__EXTRACTED INFORMATION__

## start

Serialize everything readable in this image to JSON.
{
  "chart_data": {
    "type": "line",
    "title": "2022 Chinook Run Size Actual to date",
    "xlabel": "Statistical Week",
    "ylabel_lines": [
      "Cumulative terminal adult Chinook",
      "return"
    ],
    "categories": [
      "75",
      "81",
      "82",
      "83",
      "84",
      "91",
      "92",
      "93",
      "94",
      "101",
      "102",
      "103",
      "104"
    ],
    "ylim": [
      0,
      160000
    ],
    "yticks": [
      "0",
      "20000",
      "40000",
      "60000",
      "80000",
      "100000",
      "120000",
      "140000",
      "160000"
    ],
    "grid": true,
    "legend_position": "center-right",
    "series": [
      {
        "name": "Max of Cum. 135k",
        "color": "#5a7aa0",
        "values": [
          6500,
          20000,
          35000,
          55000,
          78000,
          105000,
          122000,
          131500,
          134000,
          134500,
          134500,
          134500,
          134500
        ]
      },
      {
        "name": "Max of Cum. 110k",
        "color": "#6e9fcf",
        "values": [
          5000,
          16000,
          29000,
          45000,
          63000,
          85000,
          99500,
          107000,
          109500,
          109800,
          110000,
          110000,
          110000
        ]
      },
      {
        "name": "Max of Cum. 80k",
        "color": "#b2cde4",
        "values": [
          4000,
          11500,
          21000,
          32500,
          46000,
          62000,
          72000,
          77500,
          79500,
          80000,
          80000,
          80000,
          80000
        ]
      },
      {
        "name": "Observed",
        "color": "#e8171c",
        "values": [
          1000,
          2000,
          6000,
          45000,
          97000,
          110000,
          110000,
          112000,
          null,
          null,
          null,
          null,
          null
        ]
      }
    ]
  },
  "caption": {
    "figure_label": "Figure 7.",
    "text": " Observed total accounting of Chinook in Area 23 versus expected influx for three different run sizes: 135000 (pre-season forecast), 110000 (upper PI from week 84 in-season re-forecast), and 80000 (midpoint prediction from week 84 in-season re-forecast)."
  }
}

## end
## start

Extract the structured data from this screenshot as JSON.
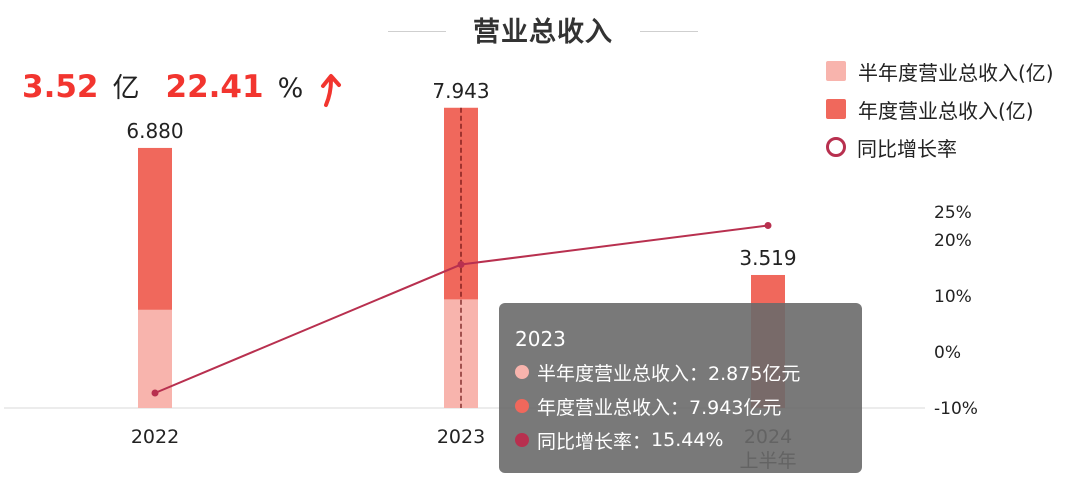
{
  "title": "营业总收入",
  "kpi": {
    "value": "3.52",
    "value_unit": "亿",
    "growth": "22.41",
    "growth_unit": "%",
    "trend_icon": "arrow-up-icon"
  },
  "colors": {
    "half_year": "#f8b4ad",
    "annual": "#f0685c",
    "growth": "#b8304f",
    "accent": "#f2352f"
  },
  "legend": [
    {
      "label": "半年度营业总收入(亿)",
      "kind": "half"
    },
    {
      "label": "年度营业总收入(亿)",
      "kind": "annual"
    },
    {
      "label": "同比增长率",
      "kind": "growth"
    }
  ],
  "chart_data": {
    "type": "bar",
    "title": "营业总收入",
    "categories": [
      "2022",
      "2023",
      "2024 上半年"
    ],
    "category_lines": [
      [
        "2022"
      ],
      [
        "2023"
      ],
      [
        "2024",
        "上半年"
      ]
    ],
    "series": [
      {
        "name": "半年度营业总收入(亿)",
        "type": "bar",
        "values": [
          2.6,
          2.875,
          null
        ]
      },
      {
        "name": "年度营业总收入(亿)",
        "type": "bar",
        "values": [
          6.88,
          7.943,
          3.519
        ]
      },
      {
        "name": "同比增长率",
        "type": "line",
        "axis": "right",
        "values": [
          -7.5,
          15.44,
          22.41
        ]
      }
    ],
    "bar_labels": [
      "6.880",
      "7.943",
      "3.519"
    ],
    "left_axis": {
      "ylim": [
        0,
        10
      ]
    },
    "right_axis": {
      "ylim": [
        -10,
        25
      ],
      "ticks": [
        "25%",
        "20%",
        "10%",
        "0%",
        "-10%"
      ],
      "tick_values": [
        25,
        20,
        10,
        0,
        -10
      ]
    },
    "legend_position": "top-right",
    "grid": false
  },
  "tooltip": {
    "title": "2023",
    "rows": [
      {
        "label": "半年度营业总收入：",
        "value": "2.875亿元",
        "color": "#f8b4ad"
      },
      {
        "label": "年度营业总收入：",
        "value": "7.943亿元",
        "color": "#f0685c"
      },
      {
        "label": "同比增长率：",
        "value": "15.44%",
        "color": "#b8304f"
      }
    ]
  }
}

## end

__WRITTEN TASK__
Report only how many lines of the listing hold the word "Chinook".

__COMPLETE OUTPUT__
3